Go through the records and extract every line with the word "symbol".

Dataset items
========================================================================

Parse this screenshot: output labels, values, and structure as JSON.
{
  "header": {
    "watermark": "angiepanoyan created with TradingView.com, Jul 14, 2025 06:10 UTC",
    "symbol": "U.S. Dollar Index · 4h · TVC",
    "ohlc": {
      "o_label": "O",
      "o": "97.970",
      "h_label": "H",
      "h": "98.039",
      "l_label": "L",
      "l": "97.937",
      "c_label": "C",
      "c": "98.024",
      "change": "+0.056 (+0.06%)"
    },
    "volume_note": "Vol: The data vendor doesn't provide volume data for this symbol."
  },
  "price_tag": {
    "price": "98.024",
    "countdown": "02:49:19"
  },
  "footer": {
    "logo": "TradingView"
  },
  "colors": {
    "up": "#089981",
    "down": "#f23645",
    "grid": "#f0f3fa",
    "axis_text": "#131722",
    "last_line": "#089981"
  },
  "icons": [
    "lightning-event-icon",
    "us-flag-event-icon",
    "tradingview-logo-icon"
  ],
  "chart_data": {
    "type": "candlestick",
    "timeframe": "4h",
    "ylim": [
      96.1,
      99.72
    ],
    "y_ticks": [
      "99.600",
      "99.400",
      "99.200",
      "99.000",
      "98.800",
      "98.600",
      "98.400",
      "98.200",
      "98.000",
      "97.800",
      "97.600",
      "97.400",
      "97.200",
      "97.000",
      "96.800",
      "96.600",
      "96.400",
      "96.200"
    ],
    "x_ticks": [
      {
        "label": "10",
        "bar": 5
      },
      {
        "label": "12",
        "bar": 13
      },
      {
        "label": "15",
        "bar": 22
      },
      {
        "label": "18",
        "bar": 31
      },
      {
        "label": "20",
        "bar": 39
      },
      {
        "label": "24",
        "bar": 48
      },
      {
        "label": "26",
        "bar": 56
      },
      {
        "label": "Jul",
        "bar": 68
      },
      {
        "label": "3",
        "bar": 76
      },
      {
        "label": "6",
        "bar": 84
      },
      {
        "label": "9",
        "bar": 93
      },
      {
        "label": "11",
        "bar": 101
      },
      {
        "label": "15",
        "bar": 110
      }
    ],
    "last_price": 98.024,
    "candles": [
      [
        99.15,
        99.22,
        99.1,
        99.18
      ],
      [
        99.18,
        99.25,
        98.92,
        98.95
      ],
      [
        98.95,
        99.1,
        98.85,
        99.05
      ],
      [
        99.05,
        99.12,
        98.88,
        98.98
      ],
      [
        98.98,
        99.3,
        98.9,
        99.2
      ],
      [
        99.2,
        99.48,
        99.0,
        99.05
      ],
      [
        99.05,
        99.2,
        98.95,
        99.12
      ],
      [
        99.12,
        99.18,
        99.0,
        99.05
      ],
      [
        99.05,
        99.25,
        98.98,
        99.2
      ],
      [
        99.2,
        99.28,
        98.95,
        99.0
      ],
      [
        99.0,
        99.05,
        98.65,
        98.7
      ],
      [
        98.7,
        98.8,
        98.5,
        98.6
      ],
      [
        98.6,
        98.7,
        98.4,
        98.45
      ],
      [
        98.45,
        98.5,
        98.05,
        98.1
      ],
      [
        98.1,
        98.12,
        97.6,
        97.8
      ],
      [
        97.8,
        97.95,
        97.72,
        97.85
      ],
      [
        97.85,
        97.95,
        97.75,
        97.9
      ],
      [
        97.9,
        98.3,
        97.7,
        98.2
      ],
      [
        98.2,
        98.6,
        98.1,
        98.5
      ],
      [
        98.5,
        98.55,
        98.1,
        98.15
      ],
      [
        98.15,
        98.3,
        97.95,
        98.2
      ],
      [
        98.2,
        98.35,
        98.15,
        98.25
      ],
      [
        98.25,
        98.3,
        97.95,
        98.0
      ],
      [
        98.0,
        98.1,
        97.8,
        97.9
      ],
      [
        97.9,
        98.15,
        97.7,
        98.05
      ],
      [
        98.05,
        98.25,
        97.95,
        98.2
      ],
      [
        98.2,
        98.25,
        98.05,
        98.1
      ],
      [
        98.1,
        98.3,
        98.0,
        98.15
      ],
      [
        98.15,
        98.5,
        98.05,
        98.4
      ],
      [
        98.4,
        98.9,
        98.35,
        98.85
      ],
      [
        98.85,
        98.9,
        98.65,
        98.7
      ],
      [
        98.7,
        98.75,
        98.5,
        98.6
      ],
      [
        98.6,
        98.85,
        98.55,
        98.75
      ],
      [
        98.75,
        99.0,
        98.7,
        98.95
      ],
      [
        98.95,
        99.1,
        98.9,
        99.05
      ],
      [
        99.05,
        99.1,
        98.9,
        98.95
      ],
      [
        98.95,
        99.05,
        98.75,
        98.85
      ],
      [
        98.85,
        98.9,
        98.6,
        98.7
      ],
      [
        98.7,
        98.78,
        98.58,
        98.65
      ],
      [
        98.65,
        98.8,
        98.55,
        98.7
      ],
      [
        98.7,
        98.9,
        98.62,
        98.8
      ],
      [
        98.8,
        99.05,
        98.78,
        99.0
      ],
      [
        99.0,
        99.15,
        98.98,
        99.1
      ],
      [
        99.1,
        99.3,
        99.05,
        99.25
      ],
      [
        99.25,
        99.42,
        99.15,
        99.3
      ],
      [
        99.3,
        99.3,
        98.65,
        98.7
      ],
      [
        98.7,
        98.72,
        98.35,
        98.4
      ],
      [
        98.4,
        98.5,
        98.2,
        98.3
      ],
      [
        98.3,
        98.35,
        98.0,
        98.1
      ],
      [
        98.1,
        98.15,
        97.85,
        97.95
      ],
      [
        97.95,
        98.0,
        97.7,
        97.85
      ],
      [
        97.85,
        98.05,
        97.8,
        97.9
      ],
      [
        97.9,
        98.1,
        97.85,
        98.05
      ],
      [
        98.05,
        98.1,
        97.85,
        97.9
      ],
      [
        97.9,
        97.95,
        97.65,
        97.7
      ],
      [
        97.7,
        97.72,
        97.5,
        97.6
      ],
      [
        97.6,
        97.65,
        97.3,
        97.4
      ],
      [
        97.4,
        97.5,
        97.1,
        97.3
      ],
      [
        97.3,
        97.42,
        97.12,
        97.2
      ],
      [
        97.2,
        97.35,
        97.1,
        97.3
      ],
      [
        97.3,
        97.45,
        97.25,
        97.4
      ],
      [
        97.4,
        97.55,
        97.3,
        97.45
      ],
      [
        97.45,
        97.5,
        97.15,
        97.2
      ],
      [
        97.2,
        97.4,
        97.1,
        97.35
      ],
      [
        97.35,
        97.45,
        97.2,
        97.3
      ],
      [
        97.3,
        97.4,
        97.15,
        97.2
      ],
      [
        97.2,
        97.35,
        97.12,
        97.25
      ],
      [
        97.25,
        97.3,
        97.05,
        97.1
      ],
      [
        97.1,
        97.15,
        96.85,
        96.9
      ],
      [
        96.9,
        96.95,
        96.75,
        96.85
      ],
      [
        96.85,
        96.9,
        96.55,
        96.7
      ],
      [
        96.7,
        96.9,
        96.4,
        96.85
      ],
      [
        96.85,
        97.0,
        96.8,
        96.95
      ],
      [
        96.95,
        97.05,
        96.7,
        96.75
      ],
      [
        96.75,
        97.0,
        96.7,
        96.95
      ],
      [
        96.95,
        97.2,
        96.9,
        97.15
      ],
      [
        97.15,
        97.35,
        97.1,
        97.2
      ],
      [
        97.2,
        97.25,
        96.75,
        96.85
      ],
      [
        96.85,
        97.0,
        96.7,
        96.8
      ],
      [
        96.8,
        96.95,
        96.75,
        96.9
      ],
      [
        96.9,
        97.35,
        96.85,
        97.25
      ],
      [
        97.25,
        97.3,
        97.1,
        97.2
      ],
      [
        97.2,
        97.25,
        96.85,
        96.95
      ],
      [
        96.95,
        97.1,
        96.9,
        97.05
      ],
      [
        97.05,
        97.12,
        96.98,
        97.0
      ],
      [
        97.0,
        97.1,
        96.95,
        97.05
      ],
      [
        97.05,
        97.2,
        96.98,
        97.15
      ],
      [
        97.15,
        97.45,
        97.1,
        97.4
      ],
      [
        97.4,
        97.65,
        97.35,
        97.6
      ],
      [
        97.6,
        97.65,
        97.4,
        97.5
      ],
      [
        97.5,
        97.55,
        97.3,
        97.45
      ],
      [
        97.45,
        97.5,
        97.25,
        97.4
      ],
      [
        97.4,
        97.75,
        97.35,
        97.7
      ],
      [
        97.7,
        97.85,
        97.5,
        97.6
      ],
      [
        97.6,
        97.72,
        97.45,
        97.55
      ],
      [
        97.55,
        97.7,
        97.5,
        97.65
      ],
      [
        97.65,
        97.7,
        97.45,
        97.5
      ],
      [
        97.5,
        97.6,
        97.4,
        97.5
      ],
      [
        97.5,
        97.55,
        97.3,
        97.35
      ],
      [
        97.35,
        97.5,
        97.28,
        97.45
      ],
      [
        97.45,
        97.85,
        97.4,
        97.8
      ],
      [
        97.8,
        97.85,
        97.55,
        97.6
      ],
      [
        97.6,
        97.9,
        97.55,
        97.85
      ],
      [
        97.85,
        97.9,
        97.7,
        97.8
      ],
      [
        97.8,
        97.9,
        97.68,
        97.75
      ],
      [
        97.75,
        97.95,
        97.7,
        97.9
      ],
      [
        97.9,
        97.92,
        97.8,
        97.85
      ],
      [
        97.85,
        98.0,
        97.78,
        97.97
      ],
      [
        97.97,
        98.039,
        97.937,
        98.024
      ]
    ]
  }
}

========================================================================

SOLUTION TO THIS TASK —
    "symbol": "U.S. Dollar Index · 4h · TVC",
    "volume_note": "Vol: The data vendor doesn't provide volume data for this symbol."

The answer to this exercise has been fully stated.